### EXTRACTED MATERIAL
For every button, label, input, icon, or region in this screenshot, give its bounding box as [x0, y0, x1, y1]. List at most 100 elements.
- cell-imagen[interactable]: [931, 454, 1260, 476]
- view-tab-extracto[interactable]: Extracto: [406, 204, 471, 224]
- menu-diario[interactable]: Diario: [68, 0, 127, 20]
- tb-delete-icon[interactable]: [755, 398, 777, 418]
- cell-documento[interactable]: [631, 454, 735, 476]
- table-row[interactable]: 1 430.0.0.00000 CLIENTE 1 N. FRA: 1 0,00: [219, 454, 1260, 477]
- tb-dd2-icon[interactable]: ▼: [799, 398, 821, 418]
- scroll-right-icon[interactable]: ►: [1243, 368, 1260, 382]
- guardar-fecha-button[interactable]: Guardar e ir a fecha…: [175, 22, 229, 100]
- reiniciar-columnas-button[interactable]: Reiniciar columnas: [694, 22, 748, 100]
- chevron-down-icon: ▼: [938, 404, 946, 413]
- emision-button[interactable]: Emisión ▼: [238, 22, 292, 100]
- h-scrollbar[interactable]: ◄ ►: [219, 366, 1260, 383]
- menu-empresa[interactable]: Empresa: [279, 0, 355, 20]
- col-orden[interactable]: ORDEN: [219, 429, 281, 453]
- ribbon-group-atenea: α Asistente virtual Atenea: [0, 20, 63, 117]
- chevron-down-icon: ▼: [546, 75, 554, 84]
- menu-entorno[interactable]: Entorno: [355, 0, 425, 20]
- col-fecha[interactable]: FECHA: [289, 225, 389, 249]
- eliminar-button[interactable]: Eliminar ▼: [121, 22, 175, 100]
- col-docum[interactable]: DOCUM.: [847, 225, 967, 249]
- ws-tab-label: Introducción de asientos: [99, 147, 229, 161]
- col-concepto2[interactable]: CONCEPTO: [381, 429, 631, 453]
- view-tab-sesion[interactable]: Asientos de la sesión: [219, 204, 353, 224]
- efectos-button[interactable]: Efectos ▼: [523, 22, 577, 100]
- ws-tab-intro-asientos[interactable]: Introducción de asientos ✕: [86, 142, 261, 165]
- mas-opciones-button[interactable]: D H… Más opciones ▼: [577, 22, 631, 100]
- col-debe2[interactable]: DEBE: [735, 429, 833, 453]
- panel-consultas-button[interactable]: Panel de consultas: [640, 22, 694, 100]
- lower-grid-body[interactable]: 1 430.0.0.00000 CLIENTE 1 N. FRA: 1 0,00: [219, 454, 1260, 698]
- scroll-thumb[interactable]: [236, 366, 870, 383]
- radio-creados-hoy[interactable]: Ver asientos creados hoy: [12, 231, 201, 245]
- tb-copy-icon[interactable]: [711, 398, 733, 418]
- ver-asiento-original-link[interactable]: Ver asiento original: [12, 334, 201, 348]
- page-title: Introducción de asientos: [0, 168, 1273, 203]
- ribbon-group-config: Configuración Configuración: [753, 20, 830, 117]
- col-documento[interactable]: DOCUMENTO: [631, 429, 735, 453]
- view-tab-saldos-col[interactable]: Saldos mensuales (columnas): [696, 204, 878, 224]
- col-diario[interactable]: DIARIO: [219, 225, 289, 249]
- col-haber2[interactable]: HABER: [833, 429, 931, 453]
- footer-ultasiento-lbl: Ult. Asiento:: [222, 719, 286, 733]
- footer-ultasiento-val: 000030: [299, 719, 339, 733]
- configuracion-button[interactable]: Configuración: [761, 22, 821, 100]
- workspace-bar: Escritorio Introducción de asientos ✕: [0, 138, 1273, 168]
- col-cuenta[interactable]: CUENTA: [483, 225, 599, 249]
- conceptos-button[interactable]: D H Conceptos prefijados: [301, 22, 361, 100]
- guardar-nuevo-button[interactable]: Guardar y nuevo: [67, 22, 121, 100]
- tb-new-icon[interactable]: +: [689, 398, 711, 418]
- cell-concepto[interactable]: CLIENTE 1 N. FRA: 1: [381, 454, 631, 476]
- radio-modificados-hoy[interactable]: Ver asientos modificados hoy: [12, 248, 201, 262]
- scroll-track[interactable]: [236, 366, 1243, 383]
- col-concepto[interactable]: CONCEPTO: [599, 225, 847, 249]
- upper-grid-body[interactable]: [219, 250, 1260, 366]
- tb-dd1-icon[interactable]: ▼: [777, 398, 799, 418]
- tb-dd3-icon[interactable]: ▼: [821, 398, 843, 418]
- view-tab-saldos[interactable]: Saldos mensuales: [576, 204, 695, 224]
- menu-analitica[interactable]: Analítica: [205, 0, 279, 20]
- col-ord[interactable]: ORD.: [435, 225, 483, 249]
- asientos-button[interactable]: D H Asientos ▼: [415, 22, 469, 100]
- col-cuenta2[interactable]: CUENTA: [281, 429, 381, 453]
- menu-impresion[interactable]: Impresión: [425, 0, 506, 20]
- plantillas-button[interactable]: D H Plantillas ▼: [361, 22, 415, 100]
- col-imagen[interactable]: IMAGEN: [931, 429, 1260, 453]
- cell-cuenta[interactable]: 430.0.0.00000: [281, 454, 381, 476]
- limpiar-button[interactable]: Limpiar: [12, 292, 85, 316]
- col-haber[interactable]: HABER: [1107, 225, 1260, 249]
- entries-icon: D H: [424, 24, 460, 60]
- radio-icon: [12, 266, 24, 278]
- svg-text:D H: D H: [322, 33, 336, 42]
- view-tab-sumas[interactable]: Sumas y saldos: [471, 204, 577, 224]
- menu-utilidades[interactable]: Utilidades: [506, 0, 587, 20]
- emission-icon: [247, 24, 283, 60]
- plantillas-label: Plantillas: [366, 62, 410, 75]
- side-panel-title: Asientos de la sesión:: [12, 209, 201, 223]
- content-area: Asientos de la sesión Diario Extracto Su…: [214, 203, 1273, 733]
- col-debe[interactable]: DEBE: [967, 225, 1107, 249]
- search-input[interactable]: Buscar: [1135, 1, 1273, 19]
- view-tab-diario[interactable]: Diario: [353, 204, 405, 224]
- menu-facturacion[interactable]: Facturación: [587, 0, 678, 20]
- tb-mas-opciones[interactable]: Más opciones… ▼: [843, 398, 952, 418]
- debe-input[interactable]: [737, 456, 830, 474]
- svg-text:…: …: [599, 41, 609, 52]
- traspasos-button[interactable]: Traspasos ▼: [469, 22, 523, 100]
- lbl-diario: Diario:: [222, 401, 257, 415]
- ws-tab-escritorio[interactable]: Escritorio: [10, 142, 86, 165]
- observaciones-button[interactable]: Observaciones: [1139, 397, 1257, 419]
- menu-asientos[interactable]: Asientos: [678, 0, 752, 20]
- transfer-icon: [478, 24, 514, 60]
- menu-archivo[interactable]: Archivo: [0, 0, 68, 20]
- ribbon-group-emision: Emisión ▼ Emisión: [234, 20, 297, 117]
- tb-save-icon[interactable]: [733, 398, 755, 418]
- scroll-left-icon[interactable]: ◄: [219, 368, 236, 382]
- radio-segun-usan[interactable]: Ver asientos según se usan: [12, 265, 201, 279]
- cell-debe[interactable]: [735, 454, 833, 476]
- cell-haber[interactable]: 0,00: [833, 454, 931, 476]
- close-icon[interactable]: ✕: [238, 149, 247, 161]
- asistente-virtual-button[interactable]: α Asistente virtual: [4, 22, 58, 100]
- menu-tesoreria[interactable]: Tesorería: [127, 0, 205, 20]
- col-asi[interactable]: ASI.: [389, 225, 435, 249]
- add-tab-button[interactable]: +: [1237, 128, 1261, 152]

### WORK TO BE COMPLETED
Turn each line of the material above into a numbered list, omitting any blank lines.

### EXERCISE RESPONSE
1. For every button, label, input, icon, or region in this screenshot, give its bounding box as [x0, y0, x1, y1]. List at most 100 elements.
2. - cell-imagen[interactable]: [931, 454, 1260, 476]
3. - view-tab-extracto[interactable]: Extracto: [406, 204, 471, 224]
4. - menu-diario[interactable]: Diario: [68, 0, 127, 20]
5. - tb-delete-icon[interactable]: [755, 398, 777, 418]
6. - cell-documento[interactable]: [631, 454, 735, 476]
7. - table-row[interactable]: 1 430.0.0.00000 CLIENTE 1 N. FRA: 1 0,00: [219, 454, 1260, 477]
8. - tb-dd2-icon[interactable]: ▼: [799, 398, 821, 418]
9. - scroll-right-icon[interactable]: ►: [1243, 368, 1260, 382]
10. - guardar-fecha-button[interactable]: Guardar e ir a fecha…: [175, 22, 229, 100]
11. - reiniciar-columnas-button[interactable]: Reiniciar columnas: [694, 22, 748, 100]
12. - chevron-down-icon: ▼: [938, 404, 946, 413]
13. - emision-button[interactable]: Emisión ▼: [238, 22, 292, 100]
14. - h-scrollbar[interactable]: ◄ ►: [219, 366, 1260, 383]
15. - menu-empresa[interactable]: Empresa: [279, 0, 355, 20]
16. - col-orden[interactable]: ORDEN: [219, 429, 281, 453]
17. - ribbon-group-atenea: α Asistente virtual Atenea: [0, 20, 63, 117]
18. - chevron-down-icon: ▼: [546, 75, 554, 84]
19. - menu-entorno[interactable]: Entorno: [355, 0, 425, 20]
20. - col-fecha[interactable]: FECHA: [289, 225, 389, 249]
21. - eliminar-button[interactable]: Eliminar ▼: [121, 22, 175, 100]
22. - col-docum[interactable]: DOCUM.: [847, 225, 967, 249]
23. - ws-tab-label: Introducción de asientos: [99, 147, 229, 161]
24. - col-concepto2[interactable]: CONCEPTO: [381, 429, 631, 453]
25. - view-tab-sesion[interactable]: Asientos de la sesión: [219, 204, 353, 224]
26. - efectos-button[interactable]: Efectos ▼: [523, 22, 577, 100]
27. - ws-tab-intro-asientos[interactable]: Introducción de asientos ✕: [86, 142, 261, 165]
28. - mas-opciones-button[interactable]: D H… Más opciones ▼: [577, 22, 631, 100]
29. - col-debe2[interactable]: DEBE: [735, 429, 833, 453]
30. - panel-consultas-button[interactable]: Panel de consultas: [640, 22, 694, 100]
31. - lower-grid-body[interactable]: 1 430.0.0.00000 CLIENTE 1 N. FRA: 1 0,00: [219, 454, 1260, 698]
32. - scroll-thumb[interactable]: [236, 366, 870, 383]
33. - radio-creados-hoy[interactable]: Ver asientos creados hoy: [12, 231, 201, 245]
34. - tb-copy-icon[interactable]: [711, 398, 733, 418]
35. - ver-asiento-original-link[interactable]: Ver asiento original: [12, 334, 201, 348]
36. - page-title: Introducción de asientos: [0, 168, 1273, 203]
37. - ribbon-group-config: Configuración Configuración: [753, 20, 830, 117]
38. - col-documento[interactable]: DOCUMENTO: [631, 429, 735, 453]
39. - view-tab-saldos-col[interactable]: Saldos mensuales (columnas): [696, 204, 878, 224]
40. - col-diario[interactable]: DIARIO: [219, 225, 289, 249]
41. - col-haber2[interactable]: HABER: [833, 429, 931, 453]
42. - footer-ultasiento-lbl: Ult. Asiento:: [222, 719, 286, 733]
43. - footer-ultasiento-val: 000030: [299, 719, 339, 733]
44. - configuracion-button[interactable]: Configuración: [761, 22, 821, 100]
45. - workspace-bar: Escritorio Introducción de asientos ✕: [0, 138, 1273, 168]
46. - col-cuenta[interactable]: CUENTA: [483, 225, 599, 249]
47. - conceptos-button[interactable]: D H Conceptos prefijados: [301, 22, 361, 100]
48. - guardar-nuevo-button[interactable]: Guardar y nuevo: [67, 22, 121, 100]
49. - tb-new-icon[interactable]: +: [689, 398, 711, 418]
50. - cell-concepto[interactable]: CLIENTE 1 N. FRA: 1: [381, 454, 631, 476]
51. - radio-modificados-hoy[interactable]: Ver asientos modificados hoy: [12, 248, 201, 262]
52. - scroll-track[interactable]: [236, 366, 1243, 383]
53. - col-concepto[interactable]: CONCEPTO: [599, 225, 847, 249]
54. - upper-grid-body[interactable]: [219, 250, 1260, 366]
55. - tb-dd1-icon[interactable]: ▼: [777, 398, 799, 418]
56. - tb-dd3-icon[interactable]: ▼: [821, 398, 843, 418]
57. - view-tab-saldos[interactable]: Saldos mensuales: [576, 204, 695, 224]
58. - menu-analitica[interactable]: Analítica: [205, 0, 279, 20]
59. - col-ord[interactable]: ORD.: [435, 225, 483, 249]
60. - asientos-button[interactable]: D H Asientos ▼: [415, 22, 469, 100]
61. - col-cuenta2[interactable]: CUENTA: [281, 429, 381, 453]
62. - menu-impresion[interactable]: Impresión: [425, 0, 506, 20]
63. - plantillas-button[interactable]: D H Plantillas ▼: [361, 22, 415, 100]
64. - col-imagen[interactable]: IMAGEN: [931, 429, 1260, 453]
65. - cell-cuenta[interactable]: 430.0.0.00000: [281, 454, 381, 476]
66. - limpiar-button[interactable]: Limpiar: [12, 292, 85, 316]
67. - col-haber[interactable]: HABER: [1107, 225, 1260, 249]
68. - entries-icon: D H: [424, 24, 460, 60]
69. - radio-icon: [12, 266, 24, 278]
70. - svg-text:D H: D H: [322, 33, 336, 42]
71. - view-tab-sumas[interactable]: Sumas y saldos: [471, 204, 577, 224]
72. - menu-utilidades[interactable]: Utilidades: [506, 0, 587, 20]
73. - emission-icon: [247, 24, 283, 60]
74. - plantillas-label: Plantillas: [366, 62, 410, 75]
75. - side-panel-title: Asientos de la sesión:: [12, 209, 201, 223]
76. - content-area: Asientos de la sesión Diario Extracto Su…: [214, 203, 1273, 733]
77. - col-debe[interactable]: DEBE: [967, 225, 1107, 249]
78. - search-input[interactable]: Buscar: [1135, 1, 1273, 19]
79. - view-tab-diario[interactable]: Diario: [353, 204, 405, 224]
80. - menu-facturacion[interactable]: Facturación: [587, 0, 678, 20]
81. - tb-mas-opciones[interactable]: Más opciones… ▼: [843, 398, 952, 418]
82. - debe-input[interactable]: [737, 456, 830, 474]
83. - svg-text:…: …: [599, 41, 609, 52]
84. - traspasos-button[interactable]: Traspasos ▼: [469, 22, 523, 100]
85. - lbl-diario: Diario:: [222, 401, 257, 415]
86. - ws-tab-escritorio[interactable]: Escritorio: [10, 142, 86, 165]
87. - observaciones-button[interactable]: Observaciones: [1139, 397, 1257, 419]
88. - menu-asientos[interactable]: Asientos: [678, 0, 752, 20]
89. - transfer-icon: [478, 24, 514, 60]
90. - menu-archivo[interactable]: Archivo: [0, 0, 68, 20]
91. - ribbon-group-emision: Emisión ▼ Emisión: [234, 20, 297, 117]
92. - tb-save-icon[interactable]: [733, 398, 755, 418]
93. - scroll-left-icon[interactable]: ◄: [219, 368, 236, 382]
94. - radio-segun-usan[interactable]: Ver asientos según se usan: [12, 265, 201, 279]
95. - cell-debe[interactable]: [735, 454, 833, 476]
96. - cell-haber[interactable]: 0,00: [833, 454, 931, 476]
97. - close-icon[interactable]: ✕: [238, 149, 247, 161]
98. - asistente-virtual-button[interactable]: α Asistente virtual: [4, 22, 58, 100]
99. - menu-tesoreria[interactable]: Tesorería: [127, 0, 205, 20]
100. - col-asi[interactable]: ASI.: [389, 225, 435, 249]
101. - add-tab-button[interactable]: +: [1237, 128, 1261, 152]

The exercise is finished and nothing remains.